* [Materials provided]:
* begin *

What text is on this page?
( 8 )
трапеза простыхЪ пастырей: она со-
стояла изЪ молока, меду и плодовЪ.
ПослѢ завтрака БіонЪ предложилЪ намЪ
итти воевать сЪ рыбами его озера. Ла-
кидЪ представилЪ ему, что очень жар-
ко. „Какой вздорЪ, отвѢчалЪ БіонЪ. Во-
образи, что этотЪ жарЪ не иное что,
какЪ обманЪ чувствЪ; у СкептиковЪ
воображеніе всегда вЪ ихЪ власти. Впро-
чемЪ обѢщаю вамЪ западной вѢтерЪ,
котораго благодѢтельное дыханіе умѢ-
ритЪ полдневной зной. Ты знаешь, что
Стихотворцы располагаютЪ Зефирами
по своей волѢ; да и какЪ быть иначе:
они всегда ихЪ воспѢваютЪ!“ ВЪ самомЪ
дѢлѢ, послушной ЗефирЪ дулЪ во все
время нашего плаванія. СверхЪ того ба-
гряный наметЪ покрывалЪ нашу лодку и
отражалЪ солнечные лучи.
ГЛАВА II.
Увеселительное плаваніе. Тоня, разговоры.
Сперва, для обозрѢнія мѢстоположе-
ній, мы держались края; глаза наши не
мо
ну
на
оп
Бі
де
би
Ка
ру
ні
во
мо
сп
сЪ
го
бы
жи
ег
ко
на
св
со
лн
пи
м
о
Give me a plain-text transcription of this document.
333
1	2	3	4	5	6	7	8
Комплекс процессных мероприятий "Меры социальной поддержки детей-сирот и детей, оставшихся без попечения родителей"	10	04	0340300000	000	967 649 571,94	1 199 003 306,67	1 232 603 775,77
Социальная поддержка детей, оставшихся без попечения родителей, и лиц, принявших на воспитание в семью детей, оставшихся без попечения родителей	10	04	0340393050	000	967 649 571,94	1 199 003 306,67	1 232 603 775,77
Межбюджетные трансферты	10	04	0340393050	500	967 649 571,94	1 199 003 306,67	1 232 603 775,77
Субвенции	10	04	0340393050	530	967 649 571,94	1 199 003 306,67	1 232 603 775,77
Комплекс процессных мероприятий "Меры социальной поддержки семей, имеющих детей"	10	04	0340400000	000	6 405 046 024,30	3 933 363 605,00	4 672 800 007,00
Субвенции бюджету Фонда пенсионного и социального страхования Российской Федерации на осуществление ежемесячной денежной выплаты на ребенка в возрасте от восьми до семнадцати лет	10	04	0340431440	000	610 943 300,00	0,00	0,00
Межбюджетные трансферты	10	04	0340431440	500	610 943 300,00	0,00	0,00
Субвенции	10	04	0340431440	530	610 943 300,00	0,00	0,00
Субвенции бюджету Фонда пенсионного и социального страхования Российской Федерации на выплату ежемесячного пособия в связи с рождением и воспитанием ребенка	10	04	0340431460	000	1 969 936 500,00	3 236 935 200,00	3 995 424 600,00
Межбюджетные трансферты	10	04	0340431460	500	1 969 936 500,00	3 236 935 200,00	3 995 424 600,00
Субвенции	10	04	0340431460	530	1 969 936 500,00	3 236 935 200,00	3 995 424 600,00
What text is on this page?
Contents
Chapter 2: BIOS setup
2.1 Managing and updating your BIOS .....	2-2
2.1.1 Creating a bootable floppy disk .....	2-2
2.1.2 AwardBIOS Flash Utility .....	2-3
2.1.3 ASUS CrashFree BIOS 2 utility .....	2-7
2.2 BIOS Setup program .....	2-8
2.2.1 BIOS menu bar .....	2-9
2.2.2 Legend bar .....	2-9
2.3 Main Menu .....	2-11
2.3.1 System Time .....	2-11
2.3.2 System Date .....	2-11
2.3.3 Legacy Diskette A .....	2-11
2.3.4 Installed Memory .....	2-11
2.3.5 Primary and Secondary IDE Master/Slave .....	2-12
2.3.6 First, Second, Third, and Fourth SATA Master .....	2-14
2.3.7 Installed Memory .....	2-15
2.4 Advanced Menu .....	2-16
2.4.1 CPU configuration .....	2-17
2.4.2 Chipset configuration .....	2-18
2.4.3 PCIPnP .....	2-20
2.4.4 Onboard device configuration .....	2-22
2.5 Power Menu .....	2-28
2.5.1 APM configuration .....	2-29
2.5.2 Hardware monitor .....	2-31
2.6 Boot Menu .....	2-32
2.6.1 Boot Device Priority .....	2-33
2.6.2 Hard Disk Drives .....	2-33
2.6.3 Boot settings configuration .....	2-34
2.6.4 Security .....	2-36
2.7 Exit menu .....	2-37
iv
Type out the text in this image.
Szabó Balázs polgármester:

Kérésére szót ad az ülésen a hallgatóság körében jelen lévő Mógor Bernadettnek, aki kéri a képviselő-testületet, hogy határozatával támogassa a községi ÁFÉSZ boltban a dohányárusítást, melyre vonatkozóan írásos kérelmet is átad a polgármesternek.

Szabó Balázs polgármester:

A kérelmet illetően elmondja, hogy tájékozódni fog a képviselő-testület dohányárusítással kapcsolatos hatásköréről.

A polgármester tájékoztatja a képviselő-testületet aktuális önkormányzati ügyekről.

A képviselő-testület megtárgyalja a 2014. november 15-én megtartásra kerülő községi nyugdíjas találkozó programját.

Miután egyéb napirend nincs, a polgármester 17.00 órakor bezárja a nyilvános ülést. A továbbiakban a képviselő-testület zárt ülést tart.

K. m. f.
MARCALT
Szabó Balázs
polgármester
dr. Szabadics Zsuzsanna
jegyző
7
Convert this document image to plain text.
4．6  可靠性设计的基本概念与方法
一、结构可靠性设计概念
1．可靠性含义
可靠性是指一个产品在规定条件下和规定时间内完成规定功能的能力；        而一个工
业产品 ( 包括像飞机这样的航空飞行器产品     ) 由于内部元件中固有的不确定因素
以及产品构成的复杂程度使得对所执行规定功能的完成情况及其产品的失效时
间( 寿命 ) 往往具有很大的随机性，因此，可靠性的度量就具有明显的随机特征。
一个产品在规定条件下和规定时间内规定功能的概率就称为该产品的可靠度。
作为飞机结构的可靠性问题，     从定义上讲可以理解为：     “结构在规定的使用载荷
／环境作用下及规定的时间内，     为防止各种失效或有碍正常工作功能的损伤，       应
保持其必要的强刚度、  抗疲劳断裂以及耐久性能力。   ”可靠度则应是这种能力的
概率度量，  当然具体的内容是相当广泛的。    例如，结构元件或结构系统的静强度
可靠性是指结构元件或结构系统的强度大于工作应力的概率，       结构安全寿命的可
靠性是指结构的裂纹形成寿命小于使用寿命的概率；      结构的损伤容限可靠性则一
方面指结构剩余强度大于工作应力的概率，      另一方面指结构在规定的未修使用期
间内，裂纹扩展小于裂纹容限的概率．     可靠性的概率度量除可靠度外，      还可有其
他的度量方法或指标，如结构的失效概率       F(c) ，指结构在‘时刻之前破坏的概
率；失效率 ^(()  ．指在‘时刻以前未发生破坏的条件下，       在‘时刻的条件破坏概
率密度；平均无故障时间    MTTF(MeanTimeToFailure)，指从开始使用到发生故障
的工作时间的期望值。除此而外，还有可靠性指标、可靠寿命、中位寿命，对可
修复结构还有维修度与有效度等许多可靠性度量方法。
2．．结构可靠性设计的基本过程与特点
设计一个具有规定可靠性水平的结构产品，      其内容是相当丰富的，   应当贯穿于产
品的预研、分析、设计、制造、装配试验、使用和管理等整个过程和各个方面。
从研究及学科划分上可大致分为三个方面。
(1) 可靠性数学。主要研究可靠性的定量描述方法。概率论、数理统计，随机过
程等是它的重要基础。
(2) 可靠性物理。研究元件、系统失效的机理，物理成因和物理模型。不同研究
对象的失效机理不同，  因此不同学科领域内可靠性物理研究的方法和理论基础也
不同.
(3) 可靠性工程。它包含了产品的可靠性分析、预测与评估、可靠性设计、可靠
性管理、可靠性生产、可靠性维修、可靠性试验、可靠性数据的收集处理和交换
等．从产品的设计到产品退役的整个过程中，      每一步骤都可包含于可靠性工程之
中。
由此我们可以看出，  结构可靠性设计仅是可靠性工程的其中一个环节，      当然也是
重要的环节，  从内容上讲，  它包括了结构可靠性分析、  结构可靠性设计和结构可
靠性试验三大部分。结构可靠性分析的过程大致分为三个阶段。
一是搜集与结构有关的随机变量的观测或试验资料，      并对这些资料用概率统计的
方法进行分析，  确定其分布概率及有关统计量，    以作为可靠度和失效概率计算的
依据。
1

* end *

* [The task]: Copy out every line of the data that includes "Комплекс".

* [Exercise output]:
Комплекс процессных мероприятий "Меры социальной поддержки детей-сирот и детей, оставшихся без попечения родителей"	10	04	0340300000	000	967 649 571,94	1 199 003 306,67	1 232 603 775,77
Комплекс процессных мероприятий "Меры социальной поддержки семей, имеющих детей"	10	04	0340400000	000	6 405 046 024,30	3 933 363 605,00	4 672 800 007,00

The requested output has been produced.